Mit Kinderbüchern Brücken bauen und Welten erschließen

Ein Blick auf das literaturpädagogische Programm der Internationalen Jugendbibliothek, die in diesem Jahr ihr 75-jähriges Bestehen feiert.
Es geht um die Kinder: Die Kinderbuchausleihe der Internationalen Jugendbibliothek in München wurde am 22. März 2024 feierlich wiedereröffnet. Foto: Internationale Jugendbibliothek
Es geht um die Kinder: Die Kinderbuchausleihe der Internationalen Jugendbibliothek in München wurde am 22. März 2024 feierlich wiedereröffnet. Fotos: Internationale Jugendbibliothek

 

Bücher öffnen Fenster zur Welt, erweitern Horizonte und nähren die Fantasie. Sie sind unverzichtbar für die Entwicklung von Kindern und Jugendlichen. Diese Überzeugung trieb Jella Lepman an, als sie 1949 in München die Internationale Jugendbibliothek (IJB) gründete – eine einzigartige Institution, die sich dem Sammeln und Bewahren von Kinderliteratur aus aller Welt widmet.75 Jahre später ist die IJB zur größten Spezialbibliothek für internationale Kinder- und Jugendliteratur weltweit gewachsen. Mit innovativen Vermittlungskonzepten wie Lesungen, Workshops und interaktiven Formaten setzt sie sich dafür ein, junge Menschen für Literatur zu begeistern und kulturelle Brücken zu bauen. Dabei bleibt sie ihrem Gründungsgedanken treu: Durch Bücher Verständigung zu fördern und eine friedlichere Welt zu gestalten.
----------
— Aufgabe —
Beantworte anhand des Textauszugs:
1. An welchem Datum wurde die Kinderbuchausleihe der Internationalen Jugendbibliothek wiedereröffnet?
2. Wer gründete die Internationale Jugendbibliothek, und in welchem Jahr?
3. Als was wird die Internationale Jugendbibliothek 75 Jahre nach ihrer Gründung bezeichnet?
Die Daten stehen in keinem Zusammenhang mit dem Textauszug.

— Datenzeilen —
----------
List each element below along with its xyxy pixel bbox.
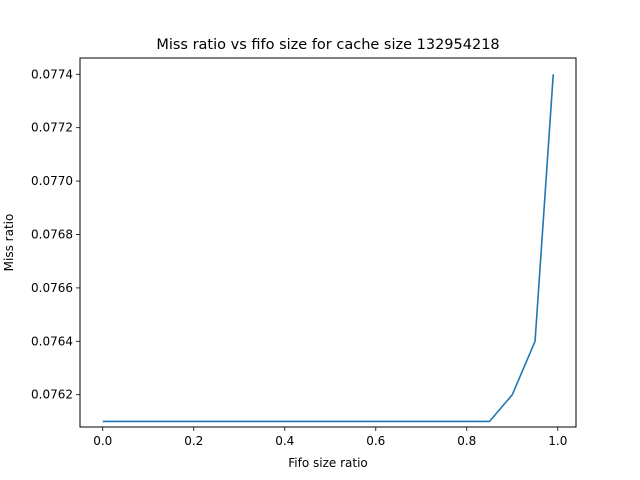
x-tick-label: 0.6: [366, 434, 385, 448]
x-tick-label: 0.0: [93, 434, 112, 448]
x-tick-label: 1.0: [548, 434, 567, 448]
y-tick-label: 0.0774: [31, 67, 73, 81]
y-tick-label: 0.0762: [31, 388, 73, 402]
y-axis-label: Miss ratio: [2, 214, 16, 272]
x-axis-label: Fifo size ratio: [288, 456, 368, 470]
plot-area: [102, 74, 555, 423]
chart-title: Miss ratio vs fifo size for cache size 1…: [156, 37, 499, 53]
y-tick-label: 0.0772: [31, 121, 73, 135]
axes-frame: [79, 57, 577, 428]
x-tick-label: 0.4: [275, 434, 294, 448]
y-tick-label: 0.0766: [31, 281, 73, 295]
y-tick-label: 0.0764: [31, 334, 73, 348]
x-tick-label: 0.8: [457, 434, 476, 448]
y-tick-label: 0.0768: [31, 227, 73, 241]
y-tick-label: 0.0770: [31, 174, 73, 188]
series-line: [102, 74, 555, 423]
x-tick-label: 0.2: [184, 434, 203, 448]
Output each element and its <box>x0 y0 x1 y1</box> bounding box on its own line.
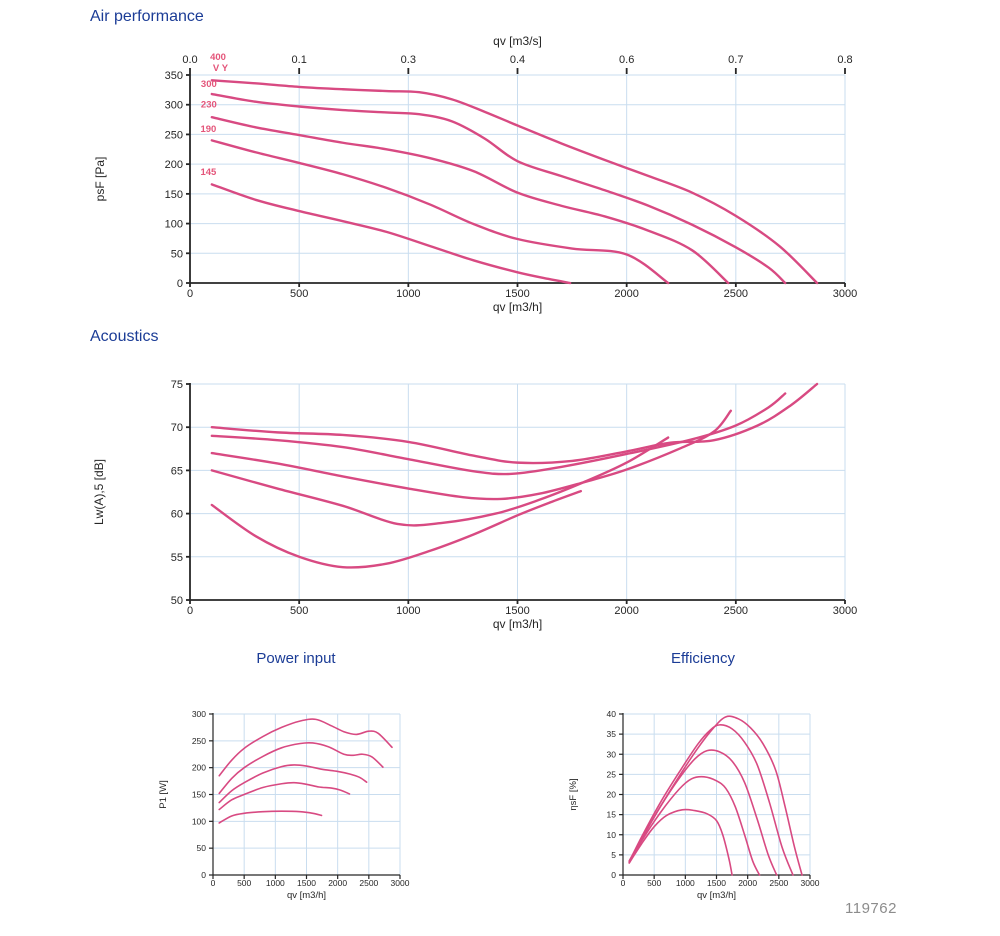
----------
— Lösung —
1. Am 22. März 2024.
2. Jella Lepman, im Jahr 1949.
3. Als größte Spezialbibliothek für internationale Kinder- und Jugendliteratur weltweit.